Supplied material
....
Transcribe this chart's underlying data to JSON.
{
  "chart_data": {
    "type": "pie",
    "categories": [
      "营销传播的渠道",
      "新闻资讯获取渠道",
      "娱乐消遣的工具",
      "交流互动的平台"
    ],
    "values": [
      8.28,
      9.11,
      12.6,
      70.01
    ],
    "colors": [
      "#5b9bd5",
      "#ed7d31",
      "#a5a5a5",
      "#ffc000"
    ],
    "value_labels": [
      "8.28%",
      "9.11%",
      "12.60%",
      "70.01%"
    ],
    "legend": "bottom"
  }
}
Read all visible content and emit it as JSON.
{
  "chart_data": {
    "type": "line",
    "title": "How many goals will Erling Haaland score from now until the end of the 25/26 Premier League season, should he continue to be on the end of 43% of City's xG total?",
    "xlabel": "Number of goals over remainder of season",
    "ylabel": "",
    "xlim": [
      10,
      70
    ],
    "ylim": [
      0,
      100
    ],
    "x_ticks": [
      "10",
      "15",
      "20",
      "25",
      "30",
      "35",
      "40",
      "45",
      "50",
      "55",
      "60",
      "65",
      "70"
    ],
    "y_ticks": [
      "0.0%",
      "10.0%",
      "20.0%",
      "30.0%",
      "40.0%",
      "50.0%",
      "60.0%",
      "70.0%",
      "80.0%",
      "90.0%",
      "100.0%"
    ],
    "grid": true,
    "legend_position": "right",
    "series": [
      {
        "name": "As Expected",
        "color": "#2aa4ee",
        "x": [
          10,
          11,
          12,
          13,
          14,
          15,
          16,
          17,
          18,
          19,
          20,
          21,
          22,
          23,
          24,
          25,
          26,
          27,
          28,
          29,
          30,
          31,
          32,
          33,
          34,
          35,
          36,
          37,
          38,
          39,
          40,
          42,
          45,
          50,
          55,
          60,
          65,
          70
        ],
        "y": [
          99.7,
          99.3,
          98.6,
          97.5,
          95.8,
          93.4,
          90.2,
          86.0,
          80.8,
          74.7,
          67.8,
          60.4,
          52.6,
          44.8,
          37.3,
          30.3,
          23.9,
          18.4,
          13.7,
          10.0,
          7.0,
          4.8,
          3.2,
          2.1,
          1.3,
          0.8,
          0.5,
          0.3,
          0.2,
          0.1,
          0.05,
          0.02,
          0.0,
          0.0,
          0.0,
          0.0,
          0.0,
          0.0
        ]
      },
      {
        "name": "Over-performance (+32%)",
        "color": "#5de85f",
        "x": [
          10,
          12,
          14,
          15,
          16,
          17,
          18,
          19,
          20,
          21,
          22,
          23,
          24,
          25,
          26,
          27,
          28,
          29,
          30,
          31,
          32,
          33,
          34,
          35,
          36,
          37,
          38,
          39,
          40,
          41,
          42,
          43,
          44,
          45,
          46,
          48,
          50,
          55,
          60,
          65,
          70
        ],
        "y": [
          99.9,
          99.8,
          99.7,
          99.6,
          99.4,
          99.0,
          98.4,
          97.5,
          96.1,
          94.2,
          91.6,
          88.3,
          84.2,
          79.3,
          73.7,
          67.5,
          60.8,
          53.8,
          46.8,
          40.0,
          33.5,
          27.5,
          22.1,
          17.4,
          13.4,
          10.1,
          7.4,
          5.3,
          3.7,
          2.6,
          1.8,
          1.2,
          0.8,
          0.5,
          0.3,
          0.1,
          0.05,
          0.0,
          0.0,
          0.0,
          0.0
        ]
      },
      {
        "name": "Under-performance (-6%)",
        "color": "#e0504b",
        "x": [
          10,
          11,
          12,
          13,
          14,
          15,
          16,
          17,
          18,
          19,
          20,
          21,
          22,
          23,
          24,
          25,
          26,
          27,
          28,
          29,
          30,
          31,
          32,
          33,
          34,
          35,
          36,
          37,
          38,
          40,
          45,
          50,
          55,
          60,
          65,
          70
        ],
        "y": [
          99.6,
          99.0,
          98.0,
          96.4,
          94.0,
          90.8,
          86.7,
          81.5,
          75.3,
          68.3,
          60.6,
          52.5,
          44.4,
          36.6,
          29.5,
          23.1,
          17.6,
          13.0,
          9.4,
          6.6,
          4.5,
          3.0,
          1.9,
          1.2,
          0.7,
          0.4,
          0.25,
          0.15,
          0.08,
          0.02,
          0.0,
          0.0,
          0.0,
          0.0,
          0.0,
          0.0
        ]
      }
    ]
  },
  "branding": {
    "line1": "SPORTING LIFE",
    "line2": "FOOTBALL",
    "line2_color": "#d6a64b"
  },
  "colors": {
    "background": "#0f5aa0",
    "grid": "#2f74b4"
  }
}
....
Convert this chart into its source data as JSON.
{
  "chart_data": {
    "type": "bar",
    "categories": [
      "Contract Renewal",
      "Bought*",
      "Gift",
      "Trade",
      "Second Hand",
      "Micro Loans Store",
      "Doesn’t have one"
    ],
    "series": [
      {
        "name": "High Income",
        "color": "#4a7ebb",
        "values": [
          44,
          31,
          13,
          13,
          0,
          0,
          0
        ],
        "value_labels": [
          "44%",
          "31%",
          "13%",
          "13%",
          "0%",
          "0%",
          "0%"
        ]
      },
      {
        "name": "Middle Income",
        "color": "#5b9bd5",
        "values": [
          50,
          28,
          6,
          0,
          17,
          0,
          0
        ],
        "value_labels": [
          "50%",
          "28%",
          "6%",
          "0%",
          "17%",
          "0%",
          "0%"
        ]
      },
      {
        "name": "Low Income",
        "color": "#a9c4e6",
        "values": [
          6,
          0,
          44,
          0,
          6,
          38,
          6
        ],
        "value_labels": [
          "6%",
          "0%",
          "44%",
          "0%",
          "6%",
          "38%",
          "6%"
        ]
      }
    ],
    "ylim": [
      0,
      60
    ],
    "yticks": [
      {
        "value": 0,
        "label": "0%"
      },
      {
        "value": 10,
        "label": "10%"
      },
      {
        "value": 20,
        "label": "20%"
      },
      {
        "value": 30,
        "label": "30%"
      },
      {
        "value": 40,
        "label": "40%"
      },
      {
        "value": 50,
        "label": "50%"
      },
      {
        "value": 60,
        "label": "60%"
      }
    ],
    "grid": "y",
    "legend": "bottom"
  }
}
....
Task directions
Give the number of lines that hold the word "name" in these records, with nothing added.

Worked answer
6